BEGIN Raw records
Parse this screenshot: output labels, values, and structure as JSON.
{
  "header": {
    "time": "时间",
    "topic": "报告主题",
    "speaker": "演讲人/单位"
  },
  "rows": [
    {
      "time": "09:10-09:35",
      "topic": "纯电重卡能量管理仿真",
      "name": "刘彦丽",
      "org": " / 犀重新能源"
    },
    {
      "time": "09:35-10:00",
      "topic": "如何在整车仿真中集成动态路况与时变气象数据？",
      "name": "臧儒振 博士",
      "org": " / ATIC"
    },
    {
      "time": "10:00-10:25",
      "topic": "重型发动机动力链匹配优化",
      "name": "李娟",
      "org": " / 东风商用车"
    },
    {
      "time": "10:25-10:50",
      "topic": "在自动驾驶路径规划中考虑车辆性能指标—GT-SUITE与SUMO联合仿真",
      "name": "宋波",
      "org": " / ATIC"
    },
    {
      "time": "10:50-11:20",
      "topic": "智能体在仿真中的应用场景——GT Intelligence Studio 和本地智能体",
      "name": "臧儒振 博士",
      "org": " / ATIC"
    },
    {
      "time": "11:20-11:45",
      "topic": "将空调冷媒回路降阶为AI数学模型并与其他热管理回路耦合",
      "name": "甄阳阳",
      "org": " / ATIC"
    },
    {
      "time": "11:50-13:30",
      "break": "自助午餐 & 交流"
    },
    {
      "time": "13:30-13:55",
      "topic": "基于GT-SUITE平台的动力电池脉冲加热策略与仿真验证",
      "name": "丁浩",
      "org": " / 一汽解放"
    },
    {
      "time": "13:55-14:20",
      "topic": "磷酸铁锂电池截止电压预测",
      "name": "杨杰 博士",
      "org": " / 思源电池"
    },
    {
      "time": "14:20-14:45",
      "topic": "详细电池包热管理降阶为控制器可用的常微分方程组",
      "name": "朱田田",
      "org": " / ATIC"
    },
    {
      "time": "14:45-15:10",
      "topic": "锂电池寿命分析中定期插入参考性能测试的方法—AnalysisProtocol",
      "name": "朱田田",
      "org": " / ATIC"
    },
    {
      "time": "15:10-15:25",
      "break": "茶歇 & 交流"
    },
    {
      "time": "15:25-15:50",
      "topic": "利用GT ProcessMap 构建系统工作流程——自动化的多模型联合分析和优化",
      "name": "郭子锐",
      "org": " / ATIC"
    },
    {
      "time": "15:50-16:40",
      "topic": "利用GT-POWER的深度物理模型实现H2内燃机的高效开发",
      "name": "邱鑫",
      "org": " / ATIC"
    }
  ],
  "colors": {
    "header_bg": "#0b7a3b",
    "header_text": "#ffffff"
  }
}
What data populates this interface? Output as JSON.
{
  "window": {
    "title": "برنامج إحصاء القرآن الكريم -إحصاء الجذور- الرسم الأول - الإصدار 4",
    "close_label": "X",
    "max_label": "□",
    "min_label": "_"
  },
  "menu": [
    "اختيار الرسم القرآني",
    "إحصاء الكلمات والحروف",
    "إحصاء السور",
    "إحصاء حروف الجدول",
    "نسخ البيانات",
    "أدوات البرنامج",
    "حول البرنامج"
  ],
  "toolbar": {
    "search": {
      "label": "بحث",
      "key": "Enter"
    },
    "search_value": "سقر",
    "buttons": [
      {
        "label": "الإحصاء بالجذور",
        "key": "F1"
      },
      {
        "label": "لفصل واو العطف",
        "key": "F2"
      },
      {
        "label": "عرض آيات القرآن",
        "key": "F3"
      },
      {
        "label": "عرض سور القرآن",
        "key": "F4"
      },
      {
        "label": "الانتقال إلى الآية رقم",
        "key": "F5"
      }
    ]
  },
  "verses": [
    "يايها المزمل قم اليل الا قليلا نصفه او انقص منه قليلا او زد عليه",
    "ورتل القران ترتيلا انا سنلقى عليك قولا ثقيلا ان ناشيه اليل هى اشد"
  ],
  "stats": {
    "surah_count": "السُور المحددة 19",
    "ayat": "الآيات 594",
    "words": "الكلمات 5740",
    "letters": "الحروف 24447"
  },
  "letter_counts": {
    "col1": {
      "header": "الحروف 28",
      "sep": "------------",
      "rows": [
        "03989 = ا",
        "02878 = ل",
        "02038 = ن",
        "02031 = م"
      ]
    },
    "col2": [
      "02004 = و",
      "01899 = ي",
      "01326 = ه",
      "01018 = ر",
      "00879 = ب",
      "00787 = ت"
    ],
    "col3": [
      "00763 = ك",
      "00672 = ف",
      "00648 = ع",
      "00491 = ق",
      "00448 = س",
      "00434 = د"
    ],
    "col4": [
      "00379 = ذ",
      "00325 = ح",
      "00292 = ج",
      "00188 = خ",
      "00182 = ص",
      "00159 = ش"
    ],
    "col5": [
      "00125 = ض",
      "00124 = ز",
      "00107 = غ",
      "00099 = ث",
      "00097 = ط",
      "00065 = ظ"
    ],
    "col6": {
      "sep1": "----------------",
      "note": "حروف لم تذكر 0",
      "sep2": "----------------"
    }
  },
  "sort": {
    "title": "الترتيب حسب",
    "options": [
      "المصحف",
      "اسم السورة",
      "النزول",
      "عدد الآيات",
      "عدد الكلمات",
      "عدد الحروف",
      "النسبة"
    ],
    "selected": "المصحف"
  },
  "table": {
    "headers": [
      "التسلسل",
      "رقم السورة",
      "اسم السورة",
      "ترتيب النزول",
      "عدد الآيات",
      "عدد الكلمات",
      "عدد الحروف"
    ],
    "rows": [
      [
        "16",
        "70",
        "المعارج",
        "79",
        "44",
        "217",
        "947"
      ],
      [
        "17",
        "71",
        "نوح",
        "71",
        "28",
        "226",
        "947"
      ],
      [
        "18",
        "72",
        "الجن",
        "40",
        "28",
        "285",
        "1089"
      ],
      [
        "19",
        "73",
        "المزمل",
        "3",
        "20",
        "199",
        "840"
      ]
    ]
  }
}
END Raw records
* **Task prompt**
Copy out all lines where the word "الكلمات" appears.

* **Answer to this problem**
    "إحصاء الكلمات والحروف",
    "words": "الكلمات 5740",
      "عدد الكلمات",
      "عدد الكلمات",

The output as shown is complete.